» Task requirements: Can you copy every one of the lines below without changing a single character?
*** Task input
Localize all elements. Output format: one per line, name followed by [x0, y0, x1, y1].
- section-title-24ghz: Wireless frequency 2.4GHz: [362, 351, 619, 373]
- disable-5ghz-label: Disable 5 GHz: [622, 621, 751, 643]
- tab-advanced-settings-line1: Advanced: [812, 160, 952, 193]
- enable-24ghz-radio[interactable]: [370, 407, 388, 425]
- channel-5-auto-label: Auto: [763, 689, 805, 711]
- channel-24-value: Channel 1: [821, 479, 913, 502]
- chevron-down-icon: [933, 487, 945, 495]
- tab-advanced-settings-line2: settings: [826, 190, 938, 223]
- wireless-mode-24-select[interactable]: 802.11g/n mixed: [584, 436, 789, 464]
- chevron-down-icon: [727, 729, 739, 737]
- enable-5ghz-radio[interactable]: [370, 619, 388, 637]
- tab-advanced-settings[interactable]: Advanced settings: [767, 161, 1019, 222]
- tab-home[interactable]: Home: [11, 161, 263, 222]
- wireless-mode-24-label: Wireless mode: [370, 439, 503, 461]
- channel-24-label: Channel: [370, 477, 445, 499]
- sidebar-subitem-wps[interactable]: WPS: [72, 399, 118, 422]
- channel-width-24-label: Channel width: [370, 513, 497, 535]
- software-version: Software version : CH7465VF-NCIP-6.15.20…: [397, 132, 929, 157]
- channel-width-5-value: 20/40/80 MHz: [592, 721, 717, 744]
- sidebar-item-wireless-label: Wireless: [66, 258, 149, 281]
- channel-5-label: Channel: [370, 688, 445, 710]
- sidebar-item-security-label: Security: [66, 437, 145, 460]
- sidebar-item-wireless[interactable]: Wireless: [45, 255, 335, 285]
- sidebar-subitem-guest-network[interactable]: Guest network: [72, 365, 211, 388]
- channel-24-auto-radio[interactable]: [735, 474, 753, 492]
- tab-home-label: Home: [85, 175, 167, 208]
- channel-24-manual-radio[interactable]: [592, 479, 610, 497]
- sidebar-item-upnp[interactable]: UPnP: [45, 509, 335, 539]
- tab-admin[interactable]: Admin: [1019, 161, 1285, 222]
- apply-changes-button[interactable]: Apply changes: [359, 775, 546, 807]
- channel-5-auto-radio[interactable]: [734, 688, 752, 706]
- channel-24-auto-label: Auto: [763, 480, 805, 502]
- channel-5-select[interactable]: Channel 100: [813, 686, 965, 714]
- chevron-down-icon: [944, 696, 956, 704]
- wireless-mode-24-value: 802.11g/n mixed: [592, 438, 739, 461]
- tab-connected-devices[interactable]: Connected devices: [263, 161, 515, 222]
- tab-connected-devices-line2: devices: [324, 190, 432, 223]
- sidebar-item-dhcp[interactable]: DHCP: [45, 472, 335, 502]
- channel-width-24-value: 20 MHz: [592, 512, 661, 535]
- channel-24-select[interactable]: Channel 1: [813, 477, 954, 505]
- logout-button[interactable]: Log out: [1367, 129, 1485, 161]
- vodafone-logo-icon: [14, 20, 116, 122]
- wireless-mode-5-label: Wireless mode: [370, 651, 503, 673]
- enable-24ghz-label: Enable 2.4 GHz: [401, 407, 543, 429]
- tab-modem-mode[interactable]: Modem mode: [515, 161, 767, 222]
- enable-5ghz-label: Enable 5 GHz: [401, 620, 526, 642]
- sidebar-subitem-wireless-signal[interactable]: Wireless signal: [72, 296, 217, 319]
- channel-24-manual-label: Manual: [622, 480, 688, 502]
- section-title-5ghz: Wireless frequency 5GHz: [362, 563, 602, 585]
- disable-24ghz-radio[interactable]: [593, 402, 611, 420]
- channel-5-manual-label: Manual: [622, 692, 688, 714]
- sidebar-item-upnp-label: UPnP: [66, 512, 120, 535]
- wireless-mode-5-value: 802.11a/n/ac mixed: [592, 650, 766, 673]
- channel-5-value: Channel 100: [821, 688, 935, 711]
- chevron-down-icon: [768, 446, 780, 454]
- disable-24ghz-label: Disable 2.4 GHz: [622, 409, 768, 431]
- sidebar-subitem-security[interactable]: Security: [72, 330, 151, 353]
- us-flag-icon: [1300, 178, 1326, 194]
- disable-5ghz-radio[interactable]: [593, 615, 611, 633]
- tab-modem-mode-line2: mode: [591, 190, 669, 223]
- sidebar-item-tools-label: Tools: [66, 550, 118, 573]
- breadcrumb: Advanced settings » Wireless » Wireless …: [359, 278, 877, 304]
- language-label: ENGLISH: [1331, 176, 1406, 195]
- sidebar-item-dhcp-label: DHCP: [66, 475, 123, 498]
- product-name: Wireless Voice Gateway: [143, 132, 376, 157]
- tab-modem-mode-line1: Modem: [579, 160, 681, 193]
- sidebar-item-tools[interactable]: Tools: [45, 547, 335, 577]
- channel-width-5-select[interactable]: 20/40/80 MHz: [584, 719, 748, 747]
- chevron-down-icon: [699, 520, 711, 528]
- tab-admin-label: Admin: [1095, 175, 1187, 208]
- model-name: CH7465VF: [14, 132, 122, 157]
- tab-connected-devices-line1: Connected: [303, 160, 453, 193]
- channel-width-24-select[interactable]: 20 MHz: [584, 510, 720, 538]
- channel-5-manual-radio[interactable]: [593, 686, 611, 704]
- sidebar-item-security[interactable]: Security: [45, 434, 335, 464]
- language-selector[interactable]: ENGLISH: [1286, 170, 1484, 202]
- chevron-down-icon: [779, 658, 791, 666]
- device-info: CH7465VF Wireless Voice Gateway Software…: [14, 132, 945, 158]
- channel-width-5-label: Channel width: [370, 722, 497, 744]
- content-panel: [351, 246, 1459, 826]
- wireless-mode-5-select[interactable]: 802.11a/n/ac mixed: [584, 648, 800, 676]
******
» Task solution:
Localize all elements. Output format: one per line, name followed by [x0, y0, x1, y1].
- section-title-24ghz: Wireless frequency 2.4GHz: [362, 351, 619, 373]
- disable-5ghz-label: Disable 5 GHz: [622, 621, 751, 643]
- tab-advanced-settings-line1: Advanced: [812, 160, 952, 193]
- enable-24ghz-radio[interactable]: [370, 407, 388, 425]
- channel-5-auto-label: Auto: [763, 689, 805, 711]
- channel-24-value: Channel 1: [821, 479, 913, 502]
- chevron-down-icon: [933, 487, 945, 495]
- tab-advanced-settings-line2: settings: [826, 190, 938, 223]
- wireless-mode-24-select[interactable]: 802.11g/n mixed: [584, 436, 789, 464]
- chevron-down-icon: [727, 729, 739, 737]
- enable-5ghz-radio[interactable]: [370, 619, 388, 637]
- tab-advanced-settings[interactable]: Advanced settings: [767, 161, 1019, 222]
- tab-home[interactable]: Home: [11, 161, 263, 222]
- wireless-mode-24-label: Wireless mode: [370, 439, 503, 461]
- channel-24-label: Channel: [370, 477, 445, 499]
- sidebar-subitem-wps[interactable]: WPS: [72, 399, 118, 422]
- channel-width-24-label: Channel width: [370, 513, 497, 535]
- software-version: Software version : CH7465VF-NCIP-6.15.20…: [397, 132, 929, 157]
- channel-width-5-value: 20/40/80 MHz: [592, 721, 717, 744]
- sidebar-item-wireless-label: Wireless: [66, 258, 149, 281]
- channel-5-label: Channel: [370, 688, 445, 710]
- sidebar-item-security-label: Security: [66, 437, 145, 460]
- sidebar-item-wireless[interactable]: Wireless: [45, 255, 335, 285]
- sidebar-subitem-guest-network[interactable]: Guest network: [72, 365, 211, 388]
- channel-24-auto-radio[interactable]: [735, 474, 753, 492]
- tab-home-label: Home: [85, 175, 167, 208]
- channel-24-manual-radio[interactable]: [592, 479, 610, 497]
- sidebar-item-upnp[interactable]: UPnP: [45, 509, 335, 539]
- tab-admin[interactable]: Admin: [1019, 161, 1285, 222]
- apply-changes-button[interactable]: Apply changes: [359, 775, 546, 807]
- channel-5-auto-radio[interactable]: [734, 688, 752, 706]
- channel-24-auto-label: Auto: [763, 480, 805, 502]
- channel-5-select[interactable]: Channel 100: [813, 686, 965, 714]
- chevron-down-icon: [944, 696, 956, 704]
- wireless-mode-24-value: 802.11g/n mixed: [592, 438, 739, 461]
- tab-connected-devices[interactable]: Connected devices: [263, 161, 515, 222]
- tab-connected-devices-line2: devices: [324, 190, 432, 223]
- sidebar-item-dhcp[interactable]: DHCP: [45, 472, 335, 502]
- channel-width-24-value: 20 MHz: [592, 512, 661, 535]
- channel-24-select[interactable]: Channel 1: [813, 477, 954, 505]
- logout-button[interactable]: Log out: [1367, 129, 1485, 161]
- vodafone-logo-icon: [14, 20, 116, 122]
- wireless-mode-5-label: Wireless mode: [370, 651, 503, 673]
- enable-24ghz-label: Enable 2.4 GHz: [401, 407, 543, 429]
- tab-modem-mode[interactable]: Modem mode: [515, 161, 767, 222]
- enable-5ghz-label: Enable 5 GHz: [401, 620, 526, 642]
- sidebar-subitem-wireless-signal[interactable]: Wireless signal: [72, 296, 217, 319]
- channel-24-manual-label: Manual: [622, 480, 688, 502]
- section-title-5ghz: Wireless frequency 5GHz: [362, 563, 602, 585]
- disable-24ghz-radio[interactable]: [593, 402, 611, 420]
- channel-5-manual-label: Manual: [622, 692, 688, 714]
- sidebar-item-upnp-label: UPnP: [66, 512, 120, 535]
- wireless-mode-5-value: 802.11a/n/ac mixed: [592, 650, 766, 673]
- channel-5-value: Channel 100: [821, 688, 935, 711]
- chevron-down-icon: [768, 446, 780, 454]
- disable-24ghz-label: Disable 2.4 GHz: [622, 409, 768, 431]
- sidebar-subitem-security[interactable]: Security: [72, 330, 151, 353]
- us-flag-icon: [1300, 178, 1326, 194]
- disable-5ghz-radio[interactable]: [593, 615, 611, 633]
- tab-modem-mode-line2: mode: [591, 190, 669, 223]
- sidebar-item-tools-label: Tools: [66, 550, 118, 573]
- breadcrumb: Advanced settings » Wireless » Wireless …: [359, 278, 877, 304]
- language-label: ENGLISH: [1331, 176, 1406, 195]
- sidebar-item-dhcp-label: DHCP: [66, 475, 123, 498]
- product-name: Wireless Voice Gateway: [143, 132, 376, 157]
- tab-modem-mode-line1: Modem: [579, 160, 681, 193]
- sidebar-item-tools[interactable]: Tools: [45, 547, 335, 577]
- channel-width-5-select[interactable]: 20/40/80 MHz: [584, 719, 748, 747]
- chevron-down-icon: [699, 520, 711, 528]
- tab-admin-label: Admin: [1095, 175, 1187, 208]
- model-name: CH7465VF: [14, 132, 122, 157]
- tab-connected-devices-line1: Connected: [303, 160, 453, 193]
- channel-width-24-select[interactable]: 20 MHz: [584, 510, 720, 538]
- channel-5-manual-radio[interactable]: [593, 686, 611, 704]
- sidebar-item-security[interactable]: Security: [45, 434, 335, 464]
- language-selector[interactable]: ENGLISH: [1286, 170, 1484, 202]
- chevron-down-icon: [779, 658, 791, 666]
- device-info: CH7465VF Wireless Voice Gateway Software…: [14, 132, 945, 158]
- channel-width-5-label: Channel width: [370, 722, 497, 744]
- content-panel: [351, 246, 1459, 826]
- wireless-mode-5-select[interactable]: 802.11a/n/ac mixed: [584, 648, 800, 676]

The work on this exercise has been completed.